Layout coordinate data
::::::

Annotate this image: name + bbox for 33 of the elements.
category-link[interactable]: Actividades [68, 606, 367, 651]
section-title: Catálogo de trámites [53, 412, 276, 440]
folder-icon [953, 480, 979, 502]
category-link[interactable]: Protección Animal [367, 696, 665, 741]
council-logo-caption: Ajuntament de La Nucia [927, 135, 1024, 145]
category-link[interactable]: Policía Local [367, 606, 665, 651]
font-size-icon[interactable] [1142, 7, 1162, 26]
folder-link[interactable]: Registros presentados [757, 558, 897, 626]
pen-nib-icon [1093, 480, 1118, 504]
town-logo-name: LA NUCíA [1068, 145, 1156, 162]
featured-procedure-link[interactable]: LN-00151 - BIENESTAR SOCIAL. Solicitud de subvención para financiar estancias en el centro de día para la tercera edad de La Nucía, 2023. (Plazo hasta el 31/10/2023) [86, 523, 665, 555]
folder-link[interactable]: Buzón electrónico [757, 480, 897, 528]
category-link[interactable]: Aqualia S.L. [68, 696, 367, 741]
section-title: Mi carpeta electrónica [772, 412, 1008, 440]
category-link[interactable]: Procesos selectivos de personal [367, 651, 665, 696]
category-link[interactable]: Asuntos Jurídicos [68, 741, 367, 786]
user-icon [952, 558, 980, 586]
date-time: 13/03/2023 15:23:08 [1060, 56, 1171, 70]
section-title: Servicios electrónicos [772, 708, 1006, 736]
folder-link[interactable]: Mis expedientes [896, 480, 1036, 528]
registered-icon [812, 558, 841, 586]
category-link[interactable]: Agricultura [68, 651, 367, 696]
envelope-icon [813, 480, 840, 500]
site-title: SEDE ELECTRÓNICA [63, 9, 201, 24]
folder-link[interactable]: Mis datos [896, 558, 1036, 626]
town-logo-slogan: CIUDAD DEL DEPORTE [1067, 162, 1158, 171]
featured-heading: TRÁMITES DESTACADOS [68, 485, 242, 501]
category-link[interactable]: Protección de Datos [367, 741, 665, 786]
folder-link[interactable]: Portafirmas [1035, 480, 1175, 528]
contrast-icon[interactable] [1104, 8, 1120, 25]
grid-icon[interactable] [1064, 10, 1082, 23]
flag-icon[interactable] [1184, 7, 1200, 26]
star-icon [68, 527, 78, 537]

::::::

TASK PROMPT: Please reproduce every row above verbatim, character for character.

RESPONSE FOR THIS EXERCISE:
Annotate this image: name + bbox for 33 of the elements.
category-link[interactable]: Actividades [68, 606, 367, 651]
section-title: Catálogo de trámites [53, 412, 276, 440]
folder-icon [953, 480, 979, 502]
category-link[interactable]: Protección Animal [367, 696, 665, 741]
council-logo-caption: Ajuntament de La Nucia [927, 135, 1024, 145]
category-link[interactable]: Policía Local [367, 606, 665, 651]
font-size-icon[interactable] [1142, 7, 1162, 26]
folder-link[interactable]: Registros presentados [757, 558, 897, 626]
pen-nib-icon [1093, 480, 1118, 504]
town-logo-name: LA NUCíA [1068, 145, 1156, 162]
featured-procedure-link[interactable]: LN-00151 - BIENESTAR SOCIAL. Solicitud de subvención para financiar estancias en el centro de día para la tercera edad de La Nucía, 2023. (Plazo hasta el 31/10/2023) [86, 523, 665, 555]
folder-link[interactable]: Buzón electrónico [757, 480, 897, 528]
category-link[interactable]: Aqualia S.L. [68, 696, 367, 741]
section-title: Mi carpeta electrónica [772, 412, 1008, 440]
category-link[interactable]: Procesos selectivos de personal [367, 651, 665, 696]
category-link[interactable]: Asuntos Jurídicos [68, 741, 367, 786]
user-icon [952, 558, 980, 586]
date-time: 13/03/2023 15:23:08 [1060, 56, 1171, 70]
section-title: Servicios electrónicos [772, 708, 1006, 736]
folder-link[interactable]: Mis expedientes [896, 480, 1036, 528]
registered-icon [812, 558, 841, 586]
category-link[interactable]: Agricultura [68, 651, 367, 696]
envelope-icon [813, 480, 840, 500]
site-title: SEDE ELECTRÓNICA [63, 9, 201, 24]
folder-link[interactable]: Mis datos [896, 558, 1036, 626]
town-logo-slogan: CIUDAD DEL DEPORTE [1067, 162, 1158, 171]
featured-heading: TRÁMITES DESTACADOS [68, 485, 242, 501]
category-link[interactable]: Protección de Datos [367, 741, 665, 786]
folder-link[interactable]: Portafirmas [1035, 480, 1175, 528]
contrast-icon[interactable] [1104, 8, 1120, 25]
grid-icon[interactable] [1064, 10, 1082, 23]
flag-icon[interactable] [1184, 7, 1200, 26]
star-icon [68, 527, 78, 537]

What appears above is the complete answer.